[OBJECTIVE]: Send back all the data below, exactly as given.

[RECORDED INFORMATION]:
┌──

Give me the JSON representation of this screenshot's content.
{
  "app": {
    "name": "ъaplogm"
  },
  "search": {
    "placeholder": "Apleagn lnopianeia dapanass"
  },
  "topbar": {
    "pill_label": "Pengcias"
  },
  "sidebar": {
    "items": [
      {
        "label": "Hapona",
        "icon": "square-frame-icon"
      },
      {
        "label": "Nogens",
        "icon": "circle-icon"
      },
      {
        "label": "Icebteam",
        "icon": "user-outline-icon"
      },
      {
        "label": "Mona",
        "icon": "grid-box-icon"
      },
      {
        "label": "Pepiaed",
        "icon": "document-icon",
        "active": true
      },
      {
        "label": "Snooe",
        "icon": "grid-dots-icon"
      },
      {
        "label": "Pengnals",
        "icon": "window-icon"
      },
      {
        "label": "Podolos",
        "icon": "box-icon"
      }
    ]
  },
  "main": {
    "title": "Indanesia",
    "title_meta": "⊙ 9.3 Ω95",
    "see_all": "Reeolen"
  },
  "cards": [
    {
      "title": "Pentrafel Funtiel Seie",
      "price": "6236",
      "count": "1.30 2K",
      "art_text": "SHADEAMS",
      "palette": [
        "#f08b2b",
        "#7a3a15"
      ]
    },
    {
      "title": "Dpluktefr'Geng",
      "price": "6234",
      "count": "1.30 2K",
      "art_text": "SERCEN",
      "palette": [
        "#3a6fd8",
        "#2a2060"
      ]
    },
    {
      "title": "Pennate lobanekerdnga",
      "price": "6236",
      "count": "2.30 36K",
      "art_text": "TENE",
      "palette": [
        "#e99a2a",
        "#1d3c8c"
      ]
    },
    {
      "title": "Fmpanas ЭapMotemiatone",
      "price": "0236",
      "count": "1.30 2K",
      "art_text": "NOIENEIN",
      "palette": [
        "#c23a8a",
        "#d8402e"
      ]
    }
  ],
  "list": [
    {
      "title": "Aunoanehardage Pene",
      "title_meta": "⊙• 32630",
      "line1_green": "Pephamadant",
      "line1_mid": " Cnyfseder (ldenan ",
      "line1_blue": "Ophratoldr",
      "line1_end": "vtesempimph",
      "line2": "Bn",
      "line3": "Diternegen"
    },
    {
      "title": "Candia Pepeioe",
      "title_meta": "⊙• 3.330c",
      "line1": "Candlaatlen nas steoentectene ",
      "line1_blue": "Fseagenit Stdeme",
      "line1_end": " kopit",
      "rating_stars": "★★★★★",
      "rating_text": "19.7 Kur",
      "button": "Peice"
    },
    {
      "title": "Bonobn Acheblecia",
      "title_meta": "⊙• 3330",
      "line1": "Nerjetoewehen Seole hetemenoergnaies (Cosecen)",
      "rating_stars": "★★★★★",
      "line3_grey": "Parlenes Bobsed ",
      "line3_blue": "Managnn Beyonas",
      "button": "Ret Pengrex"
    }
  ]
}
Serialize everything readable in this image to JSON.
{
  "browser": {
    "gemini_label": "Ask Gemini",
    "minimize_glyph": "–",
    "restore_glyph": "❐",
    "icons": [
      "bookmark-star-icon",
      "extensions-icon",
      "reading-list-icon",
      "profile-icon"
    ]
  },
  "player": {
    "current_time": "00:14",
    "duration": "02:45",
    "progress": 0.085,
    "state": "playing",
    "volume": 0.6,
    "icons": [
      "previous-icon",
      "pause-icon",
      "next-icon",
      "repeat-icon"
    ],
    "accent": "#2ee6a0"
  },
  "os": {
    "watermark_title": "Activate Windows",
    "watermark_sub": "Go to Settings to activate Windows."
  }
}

└──

[RESULT]:
Give me the JSON representation of this screenshot's content.
{
  "app": {
    "name": "ъaplogm"
  },
  "search": {
    "placeholder": "Apleagn lnopianeia dapanass"
  },
  "topbar": {
    "pill_label": "Pengcias"
  },
  "sidebar": {
    "items": [
      {
        "label": "Hapona",
        "icon": "square-frame-icon"
      },
      {
        "label": "Nogens",
        "icon": "circle-icon"
      },
      {
        "label": "Icebteam",
        "icon": "user-outline-icon"
      },
      {
        "label": "Mona",
        "icon": "grid-box-icon"
      },
      {
        "label": "Pepiaed",
        "icon": "document-icon",
        "active": true
      },
      {
        "label": "Snooe",
        "icon": "grid-dots-icon"
      },
      {
        "label": "Pengnals",
        "icon": "window-icon"
      },
      {
        "label": "Podolos",
        "icon": "box-icon"
      }
    ]
  },
  "main": {
    "title": "Indanesia",
    "title_meta": "⊙ 9.3 Ω95",
    "see_all": "Reeolen"
  },
  "cards": [
    {
      "title": "Pentrafel Funtiel Seie",
      "price": "6236",
      "count": "1.30 2K",
      "art_text": "SHADEAMS",
      "palette": [
        "#f08b2b",
        "#7a3a15"
      ]
    },
    {
      "title": "Dpluktefr'Geng",
      "price": "6234",
      "count": "1.30 2K",
      "art_text": "SERCEN",
      "palette": [
        "#3a6fd8",
        "#2a2060"
      ]
    },
    {
      "title": "Pennate lobanekerdnga",
      "price": "6236",
      "count": "2.30 36K",
      "art_text": "TENE",
      "palette": [
        "#e99a2a",
        "#1d3c8c"
      ]
    },
    {
      "title": "Fmpanas ЭapMotemiatone",
      "price": "0236",
      "count": "1.30 2K",
      "art_text": "NOIENEIN",
      "palette": [
        "#c23a8a",
        "#d8402e"
      ]
    }
  ],
  "list": [
    {
      "title": "Aunoanehardage Pene",
      "title_meta": "⊙• 32630",
      "line1_green": "Pephamadant",
      "line1_mid": " Cnyfseder (ldenan ",
      "line1_blue": "Ophratoldr",
      "line1_end": "vtesempimph",
      "line2": "Bn",
      "line3": "Diternegen"
    },
    {
      "title": "Candia Pepeioe",
      "title_meta": "⊙• 3.330c",
      "line1": "Candlaatlen nas steoentectene ",
      "line1_blue": "Fseagenit Stdeme",
      "line1_end": " kopit",
      "rating_stars": "★★★★★",
      "rating_text": "19.7 Kur",
      "button": "Peice"
    },
    {
      "title": "Bonobn Acheblecia",
      "title_meta": "⊙• 3330",
      "line1": "Nerjetoewehen Seole hetemenoergnaies (Cosecen)",
      "rating_stars": "★★★★★",
      "line3_grey": "Parlenes Bobsed ",
      "line3_blue": "Managnn Beyonas",
      "button": "Ret Pengrex"
    }
  ]
}
Serialize everything readable in this image to JSON.
{
  "browser": {
    "gemini_label": "Ask Gemini",
    "minimize_glyph": "–",
    "restore_glyph": "❐",
    "icons": [
      "bookmark-star-icon",
      "extensions-icon",
      "reading-list-icon",
      "profile-icon"
    ]
  },
  "player": {
    "current_time": "00:14",
    "duration": "02:45",
    "progress": 0.085,
    "state": "playing",
    "volume": 0.6,
    "icons": [
      "previous-icon",
      "pause-icon",
      "next-icon",
      "repeat-icon"
    ],
    "accent": "#2ee6a0"
  },
  "os": {
    "watermark_title": "Activate Windows",
    "watermark_sub": "Go to Settings to activate Windows."
  }
}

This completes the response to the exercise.